#### [Exercise input]
▬▬▬▬▬▬
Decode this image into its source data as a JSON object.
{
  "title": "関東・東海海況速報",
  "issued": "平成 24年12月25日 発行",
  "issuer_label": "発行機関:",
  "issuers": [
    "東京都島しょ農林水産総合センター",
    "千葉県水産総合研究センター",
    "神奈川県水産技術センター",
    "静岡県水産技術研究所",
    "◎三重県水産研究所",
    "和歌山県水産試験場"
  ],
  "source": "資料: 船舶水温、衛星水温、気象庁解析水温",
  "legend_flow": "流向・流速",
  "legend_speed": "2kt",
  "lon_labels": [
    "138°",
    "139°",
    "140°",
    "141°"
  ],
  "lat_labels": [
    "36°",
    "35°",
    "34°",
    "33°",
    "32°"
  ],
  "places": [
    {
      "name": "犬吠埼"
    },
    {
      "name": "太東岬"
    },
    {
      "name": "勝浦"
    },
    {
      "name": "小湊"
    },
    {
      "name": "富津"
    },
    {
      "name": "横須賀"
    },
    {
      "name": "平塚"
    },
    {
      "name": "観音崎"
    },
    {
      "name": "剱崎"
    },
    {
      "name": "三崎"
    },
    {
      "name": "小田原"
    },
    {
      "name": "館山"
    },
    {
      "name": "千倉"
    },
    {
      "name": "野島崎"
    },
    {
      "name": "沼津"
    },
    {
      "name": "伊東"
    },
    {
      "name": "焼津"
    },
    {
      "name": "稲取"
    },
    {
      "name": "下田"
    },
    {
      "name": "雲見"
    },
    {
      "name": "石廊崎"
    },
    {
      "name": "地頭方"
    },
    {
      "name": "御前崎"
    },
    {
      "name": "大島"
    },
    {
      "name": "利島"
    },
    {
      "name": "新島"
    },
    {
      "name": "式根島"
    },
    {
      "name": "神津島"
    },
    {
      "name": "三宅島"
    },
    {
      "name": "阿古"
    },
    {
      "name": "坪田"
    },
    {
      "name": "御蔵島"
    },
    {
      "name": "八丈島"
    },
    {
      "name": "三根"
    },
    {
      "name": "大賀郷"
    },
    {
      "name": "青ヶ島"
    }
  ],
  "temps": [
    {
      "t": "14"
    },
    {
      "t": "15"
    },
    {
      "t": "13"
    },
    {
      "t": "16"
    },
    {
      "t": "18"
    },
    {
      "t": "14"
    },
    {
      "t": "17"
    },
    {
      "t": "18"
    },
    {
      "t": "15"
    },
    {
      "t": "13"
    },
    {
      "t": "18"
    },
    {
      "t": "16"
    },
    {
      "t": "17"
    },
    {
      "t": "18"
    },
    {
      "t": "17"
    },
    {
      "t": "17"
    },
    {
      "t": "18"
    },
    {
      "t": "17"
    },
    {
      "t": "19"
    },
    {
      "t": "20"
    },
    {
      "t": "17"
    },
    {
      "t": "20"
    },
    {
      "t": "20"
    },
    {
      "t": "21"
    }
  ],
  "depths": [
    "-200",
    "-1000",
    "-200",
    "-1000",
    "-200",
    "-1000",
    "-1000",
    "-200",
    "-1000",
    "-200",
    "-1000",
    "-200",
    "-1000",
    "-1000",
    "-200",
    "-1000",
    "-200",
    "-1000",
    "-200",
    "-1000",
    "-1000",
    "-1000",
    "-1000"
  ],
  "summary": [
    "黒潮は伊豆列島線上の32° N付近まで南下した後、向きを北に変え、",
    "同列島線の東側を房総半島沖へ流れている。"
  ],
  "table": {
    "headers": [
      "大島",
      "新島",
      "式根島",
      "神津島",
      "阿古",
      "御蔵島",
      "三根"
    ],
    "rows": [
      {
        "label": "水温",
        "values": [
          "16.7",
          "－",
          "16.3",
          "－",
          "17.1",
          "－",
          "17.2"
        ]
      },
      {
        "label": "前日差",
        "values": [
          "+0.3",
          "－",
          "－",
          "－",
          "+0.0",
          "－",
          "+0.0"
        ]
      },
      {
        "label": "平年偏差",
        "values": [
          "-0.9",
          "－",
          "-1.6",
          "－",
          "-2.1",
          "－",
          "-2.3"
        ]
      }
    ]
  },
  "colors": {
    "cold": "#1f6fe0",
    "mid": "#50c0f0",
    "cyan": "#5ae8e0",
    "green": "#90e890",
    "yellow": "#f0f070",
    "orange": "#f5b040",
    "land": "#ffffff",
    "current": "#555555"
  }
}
▬▬▬▬▬▬
#### [Stated exercise]
Set down the listing above in full, please, exactly as it appears.

#### [Task result]
Decode this image into its source data as a JSON object.
{
  "title": "関東・東海海況速報",
  "issued": "平成 24年12月25日 発行",
  "issuer_label": "発行機関:",
  "issuers": [
    "東京都島しょ農林水産総合センター",
    "千葉県水産総合研究センター",
    "神奈川県水産技術センター",
    "静岡県水産技術研究所",
    "◎三重県水産研究所",
    "和歌山県水産試験場"
  ],
  "source": "資料: 船舶水温、衛星水温、気象庁解析水温",
  "legend_flow": "流向・流速",
  "legend_speed": "2kt",
  "lon_labels": [
    "138°",
    "139°",
    "140°",
    "141°"
  ],
  "lat_labels": [
    "36°",
    "35°",
    "34°",
    "33°",
    "32°"
  ],
  "places": [
    {
      "name": "犬吠埼"
    },
    {
      "name": "太東岬"
    },
    {
      "name": "勝浦"
    },
    {
      "name": "小湊"
    },
    {
      "name": "富津"
    },
    {
      "name": "横須賀"
    },
    {
      "name": "平塚"
    },
    {
      "name": "観音崎"
    },
    {
      "name": "剱崎"
    },
    {
      "name": "三崎"
    },
    {
      "name": "小田原"
    },
    {
      "name": "館山"
    },
    {
      "name": "千倉"
    },
    {
      "name": "野島崎"
    },
    {
      "name": "沼津"
    },
    {
      "name": "伊東"
    },
    {
      "name": "焼津"
    },
    {
      "name": "稲取"
    },
    {
      "name": "下田"
    },
    {
      "name": "雲見"
    },
    {
      "name": "石廊崎"
    },
    {
      "name": "地頭方"
    },
    {
      "name": "御前崎"
    },
    {
      "name": "大島"
    },
    {
      "name": "利島"
    },
    {
      "name": "新島"
    },
    {
      "name": "式根島"
    },
    {
      "name": "神津島"
    },
    {
      "name": "三宅島"
    },
    {
      "name": "阿古"
    },
    {
      "name": "坪田"
    },
    {
      "name": "御蔵島"
    },
    {
      "name": "八丈島"
    },
    {
      "name": "三根"
    },
    {
      "name": "大賀郷"
    },
    {
      "name": "青ヶ島"
    }
  ],
  "temps": [
    {
      "t": "14"
    },
    {
      "t": "15"
    },
    {
      "t": "13"
    },
    {
      "t": "16"
    },
    {
      "t": "18"
    },
    {
      "t": "14"
    },
    {
      "t": "17"
    },
    {
      "t": "18"
    },
    {
      "t": "15"
    },
    {
      "t": "13"
    },
    {
      "t": "18"
    },
    {
      "t": "16"
    },
    {
      "t": "17"
    },
    {
      "t": "18"
    },
    {
      "t": "17"
    },
    {
      "t": "17"
    },
    {
      "t": "18"
    },
    {
      "t": "17"
    },
    {
      "t": "19"
    },
    {
      "t": "20"
    },
    {
      "t": "17"
    },
    {
      "t": "20"
    },
    {
      "t": "20"
    },
    {
      "t": "21"
    }
  ],
  "depths": [
    "-200",
    "-1000",
    "-200",
    "-1000",
    "-200",
    "-1000",
    "-1000",
    "-200",
    "-1000",
    "-200",
    "-1000",
    "-200",
    "-1000",
    "-1000",
    "-200",
    "-1000",
    "-200",
    "-1000",
    "-200",
    "-1000",
    "-1000",
    "-1000",
    "-1000"
  ],
  "summary": [
    "黒潮は伊豆列島線上の32° N付近まで南下した後、向きを北に変え、",
    "同列島線の東側を房総半島沖へ流れている。"
  ],
  "table": {
    "headers": [
      "大島",
      "新島",
      "式根島",
      "神津島",
      "阿古",
      "御蔵島",
      "三根"
    ],
    "rows": [
      {
        "label": "水温",
        "values": [
          "16.7",
          "－",
          "16.3",
          "－",
          "17.1",
          "－",
          "17.2"
        ]
      },
      {
        "label": "前日差",
        "values": [
          "+0.3",
          "－",
          "－",
          "－",
          "+0.0",
          "－",
          "+0.0"
        ]
      },
      {
        "label": "平年偏差",
        "values": [
          "-0.9",
          "－",
          "-1.6",
          "－",
          "-2.1",
          "－",
          "-2.3"
        ]
      }
    ]
  },
  "colors": {
    "cold": "#1f6fe0",
    "mid": "#50c0f0",
    "cyan": "#5ae8e0",
    "green": "#90e890",
    "yellow": "#f0f070",
    "orange": "#f5b040",
    "land": "#ffffff",
    "current": "#555555"
  }
}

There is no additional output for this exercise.